_WHAT IS REQUIRED_:
The listing below must be repeated word for word, with its images excluded.

_RECORD SET_:
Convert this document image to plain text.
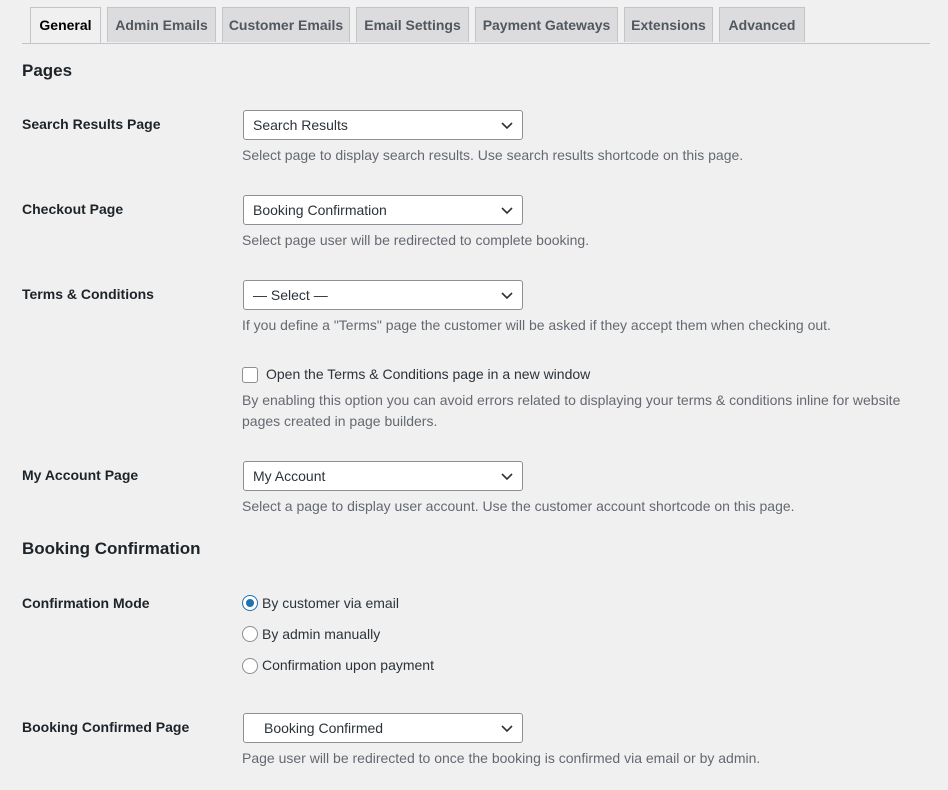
General	Admin Emails	Customer Emails	Email Settings	Payment Gateways	Extensions	Advanced
Pages
Search Results Page	Search Results
Select page to display search results. Use search results shortcode on this page.
Checkout Page	Booking Confirmation
Select page user will be redirected to complete booking.
Terms & Conditions	— Select —
If you define a "Terms" page the customer will be asked if they accept them when checking out.
Open the Terms & Conditions page in a new window
By enabling this option you can avoid errors related to displaying your terms & conditions inline for website
pages created in page builders.
My Account Page	My Account
Select a page to display user account. Use the customer account shortcode on this page.
Booking Confirmation
Confirmation Mode	By customer via email
By admin manually
Confirmation upon payment
Booking Confirmed Page	Booking Confirmed
Page user will be redirected to once the booking is confirmed via email or by admin.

_COMPLETE ANSWER_:
Convert this document image to plain text.
General	Admin Emails	Customer Emails	Email Settings	Payment Gateways	Extensions	Advanced
Pages
Search Results Page	Search Results
Select page to display search results. Use search results shortcode on this page.
Checkout Page	Booking Confirmation
Select page user will be redirected to complete booking.
Terms & Conditions	— Select —
If you define a "Terms" page the customer will be asked if they accept them when checking out.
Open the Terms & Conditions page in a new window
By enabling this option you can avoid errors related to displaying your terms & conditions inline for website
pages created in page builders.
My Account Page	My Account
Select a page to display user account. Use the customer account shortcode on this page.
Booking Confirmation
Confirmation Mode	By customer via email
By admin manually
Confirmation upon payment
Booking Confirmed Page	Booking Confirmed
Page user will be redirected to once the booking is confirmed via email or by admin.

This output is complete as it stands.